WHAT IS EXPECTED:
Below are records. Copy every line with "ffffff" in it.

Raw records
---

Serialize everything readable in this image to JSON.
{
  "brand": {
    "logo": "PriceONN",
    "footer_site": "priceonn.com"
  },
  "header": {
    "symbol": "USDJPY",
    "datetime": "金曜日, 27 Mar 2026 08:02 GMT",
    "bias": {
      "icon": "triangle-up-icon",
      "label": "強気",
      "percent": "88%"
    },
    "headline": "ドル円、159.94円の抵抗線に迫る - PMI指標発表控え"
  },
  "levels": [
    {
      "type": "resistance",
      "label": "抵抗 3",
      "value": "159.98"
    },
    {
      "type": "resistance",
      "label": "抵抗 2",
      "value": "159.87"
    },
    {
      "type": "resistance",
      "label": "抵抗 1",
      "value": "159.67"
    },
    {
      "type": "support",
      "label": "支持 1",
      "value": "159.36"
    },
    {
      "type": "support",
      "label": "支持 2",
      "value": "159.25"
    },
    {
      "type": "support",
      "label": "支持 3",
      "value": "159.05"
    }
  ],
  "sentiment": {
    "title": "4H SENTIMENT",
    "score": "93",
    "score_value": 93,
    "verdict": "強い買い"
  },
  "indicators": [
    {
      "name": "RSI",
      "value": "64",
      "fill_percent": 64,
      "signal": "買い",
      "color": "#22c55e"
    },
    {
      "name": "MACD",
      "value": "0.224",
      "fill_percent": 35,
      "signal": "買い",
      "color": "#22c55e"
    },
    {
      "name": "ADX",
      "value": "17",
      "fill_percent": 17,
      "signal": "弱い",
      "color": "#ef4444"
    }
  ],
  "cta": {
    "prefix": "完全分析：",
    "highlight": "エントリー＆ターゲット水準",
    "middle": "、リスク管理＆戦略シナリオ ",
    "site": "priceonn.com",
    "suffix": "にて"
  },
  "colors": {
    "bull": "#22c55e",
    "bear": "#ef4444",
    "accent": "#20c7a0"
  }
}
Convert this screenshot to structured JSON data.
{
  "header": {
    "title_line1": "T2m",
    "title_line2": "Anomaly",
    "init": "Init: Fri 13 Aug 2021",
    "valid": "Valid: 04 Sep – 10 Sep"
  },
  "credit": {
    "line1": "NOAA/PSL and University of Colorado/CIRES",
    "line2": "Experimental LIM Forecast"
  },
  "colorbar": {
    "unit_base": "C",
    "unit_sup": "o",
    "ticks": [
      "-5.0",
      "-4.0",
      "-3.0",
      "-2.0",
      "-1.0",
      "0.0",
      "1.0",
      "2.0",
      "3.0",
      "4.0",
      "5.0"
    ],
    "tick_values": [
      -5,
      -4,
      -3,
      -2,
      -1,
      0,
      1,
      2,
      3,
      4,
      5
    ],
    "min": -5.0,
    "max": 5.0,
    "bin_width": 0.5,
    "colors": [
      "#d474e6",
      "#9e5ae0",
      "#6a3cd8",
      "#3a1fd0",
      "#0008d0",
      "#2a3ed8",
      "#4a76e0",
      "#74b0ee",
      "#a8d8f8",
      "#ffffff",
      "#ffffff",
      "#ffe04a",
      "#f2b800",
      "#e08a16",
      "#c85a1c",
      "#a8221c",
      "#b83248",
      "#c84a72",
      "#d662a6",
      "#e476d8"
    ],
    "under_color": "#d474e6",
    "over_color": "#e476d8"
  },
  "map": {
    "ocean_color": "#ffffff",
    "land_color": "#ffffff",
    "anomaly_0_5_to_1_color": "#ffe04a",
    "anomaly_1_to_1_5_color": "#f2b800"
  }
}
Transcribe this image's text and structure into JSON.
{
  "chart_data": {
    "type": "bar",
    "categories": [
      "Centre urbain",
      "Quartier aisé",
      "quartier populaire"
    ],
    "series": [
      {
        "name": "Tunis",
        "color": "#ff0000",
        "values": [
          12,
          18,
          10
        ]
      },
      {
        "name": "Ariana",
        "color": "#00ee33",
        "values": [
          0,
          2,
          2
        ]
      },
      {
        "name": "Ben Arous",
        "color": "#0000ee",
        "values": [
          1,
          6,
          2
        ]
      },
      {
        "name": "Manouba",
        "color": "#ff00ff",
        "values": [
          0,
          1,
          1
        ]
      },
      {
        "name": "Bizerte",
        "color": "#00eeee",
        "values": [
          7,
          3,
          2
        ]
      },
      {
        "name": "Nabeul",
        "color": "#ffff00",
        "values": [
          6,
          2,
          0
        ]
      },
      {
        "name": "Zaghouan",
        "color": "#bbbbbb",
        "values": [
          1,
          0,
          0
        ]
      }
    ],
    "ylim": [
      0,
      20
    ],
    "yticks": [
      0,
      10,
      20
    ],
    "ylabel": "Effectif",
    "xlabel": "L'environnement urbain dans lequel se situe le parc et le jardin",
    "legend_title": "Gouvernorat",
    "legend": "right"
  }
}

---

WRITTEN RESPONSE:
      "#ffffff",
      "#ffffff",
    "ocean_color": "#ffffff",
    "land_color": "#ffffff",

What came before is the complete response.